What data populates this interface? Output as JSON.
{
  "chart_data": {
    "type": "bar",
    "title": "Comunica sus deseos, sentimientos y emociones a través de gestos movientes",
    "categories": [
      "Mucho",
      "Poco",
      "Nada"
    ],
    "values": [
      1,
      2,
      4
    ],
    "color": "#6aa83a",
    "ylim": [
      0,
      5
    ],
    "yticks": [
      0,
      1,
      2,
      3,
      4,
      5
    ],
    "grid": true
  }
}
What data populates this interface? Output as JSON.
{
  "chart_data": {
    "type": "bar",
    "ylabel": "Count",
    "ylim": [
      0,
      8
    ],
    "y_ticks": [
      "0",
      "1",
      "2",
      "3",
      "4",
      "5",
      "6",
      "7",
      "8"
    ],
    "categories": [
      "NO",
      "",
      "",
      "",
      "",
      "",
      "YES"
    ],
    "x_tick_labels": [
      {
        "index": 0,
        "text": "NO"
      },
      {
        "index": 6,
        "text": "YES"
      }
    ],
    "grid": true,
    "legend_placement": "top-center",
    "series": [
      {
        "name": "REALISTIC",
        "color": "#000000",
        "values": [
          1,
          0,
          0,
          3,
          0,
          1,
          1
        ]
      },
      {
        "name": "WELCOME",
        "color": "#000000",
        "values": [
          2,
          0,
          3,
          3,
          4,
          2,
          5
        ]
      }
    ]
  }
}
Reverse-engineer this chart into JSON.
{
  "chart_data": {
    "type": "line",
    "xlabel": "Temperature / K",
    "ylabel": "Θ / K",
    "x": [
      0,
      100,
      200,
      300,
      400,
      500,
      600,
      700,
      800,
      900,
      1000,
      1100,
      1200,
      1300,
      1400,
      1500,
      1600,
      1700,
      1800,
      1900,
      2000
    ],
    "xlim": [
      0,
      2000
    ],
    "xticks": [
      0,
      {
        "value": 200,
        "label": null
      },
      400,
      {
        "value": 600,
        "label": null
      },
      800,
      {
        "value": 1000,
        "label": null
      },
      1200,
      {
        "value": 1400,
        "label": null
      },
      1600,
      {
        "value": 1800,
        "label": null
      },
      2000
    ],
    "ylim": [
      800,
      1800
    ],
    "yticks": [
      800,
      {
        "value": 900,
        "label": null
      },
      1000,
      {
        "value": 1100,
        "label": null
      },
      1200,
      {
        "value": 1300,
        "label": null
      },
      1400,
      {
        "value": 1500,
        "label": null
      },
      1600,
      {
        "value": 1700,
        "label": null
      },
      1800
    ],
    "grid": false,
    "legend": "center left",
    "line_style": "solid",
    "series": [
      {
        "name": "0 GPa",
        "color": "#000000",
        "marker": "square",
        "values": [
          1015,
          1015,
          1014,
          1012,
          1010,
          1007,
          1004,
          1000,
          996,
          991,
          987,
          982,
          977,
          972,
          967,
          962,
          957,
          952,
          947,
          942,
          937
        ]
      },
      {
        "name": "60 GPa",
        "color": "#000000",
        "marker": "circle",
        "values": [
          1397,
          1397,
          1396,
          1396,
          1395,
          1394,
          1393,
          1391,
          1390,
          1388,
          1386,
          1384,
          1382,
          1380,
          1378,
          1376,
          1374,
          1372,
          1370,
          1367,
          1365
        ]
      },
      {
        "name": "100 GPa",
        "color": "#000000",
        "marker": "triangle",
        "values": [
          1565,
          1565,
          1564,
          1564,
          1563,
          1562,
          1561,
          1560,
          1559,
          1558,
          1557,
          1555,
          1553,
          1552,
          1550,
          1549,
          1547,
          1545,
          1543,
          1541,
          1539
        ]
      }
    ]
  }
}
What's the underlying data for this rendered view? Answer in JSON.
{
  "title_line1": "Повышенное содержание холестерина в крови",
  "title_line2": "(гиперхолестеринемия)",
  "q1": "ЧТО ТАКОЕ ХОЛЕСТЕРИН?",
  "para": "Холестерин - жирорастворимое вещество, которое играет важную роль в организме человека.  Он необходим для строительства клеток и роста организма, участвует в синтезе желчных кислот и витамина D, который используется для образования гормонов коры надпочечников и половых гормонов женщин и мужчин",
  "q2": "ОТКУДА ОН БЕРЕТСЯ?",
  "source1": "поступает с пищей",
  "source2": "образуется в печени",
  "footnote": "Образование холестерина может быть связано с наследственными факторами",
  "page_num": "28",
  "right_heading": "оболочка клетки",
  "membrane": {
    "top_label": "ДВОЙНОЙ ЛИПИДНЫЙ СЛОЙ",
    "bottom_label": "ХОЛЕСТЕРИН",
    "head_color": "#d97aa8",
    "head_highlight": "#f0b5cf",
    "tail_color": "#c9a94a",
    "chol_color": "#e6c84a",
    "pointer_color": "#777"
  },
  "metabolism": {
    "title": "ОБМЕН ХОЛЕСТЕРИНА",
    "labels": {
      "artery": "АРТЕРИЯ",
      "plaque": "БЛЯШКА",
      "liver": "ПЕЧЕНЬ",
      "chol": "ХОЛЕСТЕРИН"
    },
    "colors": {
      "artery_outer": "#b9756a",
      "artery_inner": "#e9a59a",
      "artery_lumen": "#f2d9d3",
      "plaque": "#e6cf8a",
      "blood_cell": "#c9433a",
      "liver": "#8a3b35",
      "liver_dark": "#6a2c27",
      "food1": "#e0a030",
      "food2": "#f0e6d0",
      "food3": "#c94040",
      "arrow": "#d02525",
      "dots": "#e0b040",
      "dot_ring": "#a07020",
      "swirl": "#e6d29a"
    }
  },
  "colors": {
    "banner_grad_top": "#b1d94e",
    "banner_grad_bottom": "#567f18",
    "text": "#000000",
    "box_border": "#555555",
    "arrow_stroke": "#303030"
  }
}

→ Exercise: Using the material above, print every entry exactly as written.

→ Answer for this exercise:
What data populates this interface? Output as JSON.
{
  "chart_data": {
    "type": "bar",
    "title": "Comunica sus deseos, sentimientos y emociones a través de gestos movientes",
    "categories": [
      "Mucho",
      "Poco",
      "Nada"
    ],
    "values": [
      1,
      2,
      4
    ],
    "color": "#6aa83a",
    "ylim": [
      0,
      5
    ],
    "yticks": [
      0,
      1,
      2,
      3,
      4,
      5
    ],
    "grid": true
  }
}
What data populates this interface? Output as JSON.
{
  "chart_data": {
    "type": "bar",
    "ylabel": "Count",
    "ylim": [
      0,
      8
    ],
    "y_ticks": [
      "0",
      "1",
      "2",
      "3",
      "4",
      "5",
      "6",
      "7",
      "8"
    ],
    "categories": [
      "NO",
      "",
      "",
      "",
      "",
      "",
      "YES"
    ],
    "x_tick_labels": [
      {
        "index": 0,
        "text": "NO"
      },
      {
        "index": 6,
        "text": "YES"
      }
    ],
    "grid": true,
    "legend_placement": "top-center",
    "series": [
      {
        "name": "REALISTIC",
        "color": "#000000",
        "values": [
          1,
          0,
          0,
          3,
          0,
          1,
          1
        ]
      },
      {
        "name": "WELCOME",
        "color": "#000000",
        "values": [
          2,
          0,
          3,
          3,
          4,
          2,
          5
        ]
      }
    ]
  }
}
Reverse-engineer this chart into JSON.
{
  "chart_data": {
    "type": "line",
    "xlabel": "Temperature / K",
    "ylabel": "Θ / K",
    "x": [
      0,
      100,
      200,
      300,
      400,
      500,
      600,
      700,
      800,
      900,
      1000,
      1100,
      1200,
      1300,
      1400,
      1500,
      1600,
      1700,
      1800,
      1900,
      2000
    ],
    "xlim": [
      0,
      2000
    ],
    "xticks": [
      0,
      {
        "value": 200,
        "label": null
      },
      400,
      {
        "value": 600,
        "label": null
      },
      800,
      {
        "value": 1000,
        "label": null
      },
      1200,
      {
        "value": 1400,
        "label": null
      },
      1600,
      {
        "value": 1800,
        "label": null
      },
      2000
    ],
    "ylim": [
      800,
      1800
    ],
    "yticks": [
      800,
      {
        "value": 900,
        "label": null
      },
      1000,
      {
        "value": 1100,
        "label": null
      },
      1200,
      {
        "value": 1300,
        "label": null
      },
      1400,
      {
        "value": 1500,
        "label": null
      },
      1600,
      {
        "value": 1700,
        "label": null
      },
      1800
    ],
    "grid": false,
    "legend": "center left",
    "line_style": "solid",
    "series": [
      {
        "name": "0 GPa",
        "color": "#000000",
        "marker": "square",
        "values": [
          1015,
          1015,
          1014,
          1012,
          1010,
          1007,
          1004,
          1000,
          996,
          991,
          987,
          982,
          977,
          972,
          967,
          962,
          957,
          952,
          947,
          942,
          937
        ]
      },
      {
        "name": "60 GPa",
        "color": "#000000",
        "marker": "circle",
        "values": [
          1397,
          1397,
          1396,
          1396,
          1395,
          1394,
          1393,
          1391,
          1390,
          1388,
          1386,
          1384,
          1382,
          1380,
          1378,
          1376,
          1374,
          1372,
          1370,
          1367,
          1365
        ]
      },
      {
        "name": "100 GPa",
        "color": "#000000",
        "marker": "triangle",
        "values": [
          1565,
          1565,
          1564,
          1564,
          1563,
          1562,
          1561,
          1560,
          1559,
          1558,
          1557,
          1555,
          1553,
          1552,
          1550,
          1549,
          1547,
          1545,
          1543,
          1541,
          1539
        ]
      }
    ]
  }
}
What's the underlying data for this rendered view? Answer in JSON.
{
  "title_line1": "Повышенное содержание холестерина в крови",
  "title_line2": "(гиперхолестеринемия)",
  "q1": "ЧТО ТАКОЕ ХОЛЕСТЕРИН?",
  "para": "Холестерин - жирорастворимое вещество, которое играет важную роль в организме человека.  Он необходим для строительства клеток и роста организма, участвует в синтезе желчных кислот и витамина D, который используется для образования гормонов коры надпочечников и половых гормонов женщин и мужчин",
  "q2": "ОТКУДА ОН БЕРЕТСЯ?",
  "source1": "поступает с пищей",
  "source2": "образуется в печени",
  "footnote": "Образование холестерина может быть связано с наследственными факторами",
  "page_num": "28",
  "right_heading": "оболочка клетки",
  "membrane": {
    "top_label": "ДВОЙНОЙ ЛИПИДНЫЙ СЛОЙ",
    "bottom_label": "ХОЛЕСТЕРИН",
    "head_color": "#d97aa8",
    "head_highlight": "#f0b5cf",
    "tail_color": "#c9a94a",
    "chol_color": "#e6c84a",
    "pointer_color": "#777"
  },
  "metabolism": {
    "title": "ОБМЕН ХОЛЕСТЕРИНА",
    "labels": {
      "artery": "АРТЕРИЯ",
      "plaque": "БЛЯШКА",
      "liver": "ПЕЧЕНЬ",
      "chol": "ХОЛЕСТЕРИН"
    },
    "colors": {
      "artery_outer": "#b9756a",
      "artery_inner": "#e9a59a",
      "artery_lumen": "#f2d9d3",
      "plaque": "#e6cf8a",
      "blood_cell": "#c9433a",
      "liver": "#8a3b35",
      "liver_dark": "#6a2c27",
      "food1": "#e0a030",
      "food2": "#f0e6d0",
      "food3": "#c94040",
      "arrow": "#d02525",
      "dots": "#e0b040",
      "dot_ring": "#a07020",
      "swirl": "#e6d29a"
    }
  },
  "colors": {
    "banner_grad_top": "#b1d94e",
    "banner_grad_bottom": "#567f18",
    "text": "#000000",
    "box_border": "#555555",
    "arrow_stroke": "#303030"
  }
}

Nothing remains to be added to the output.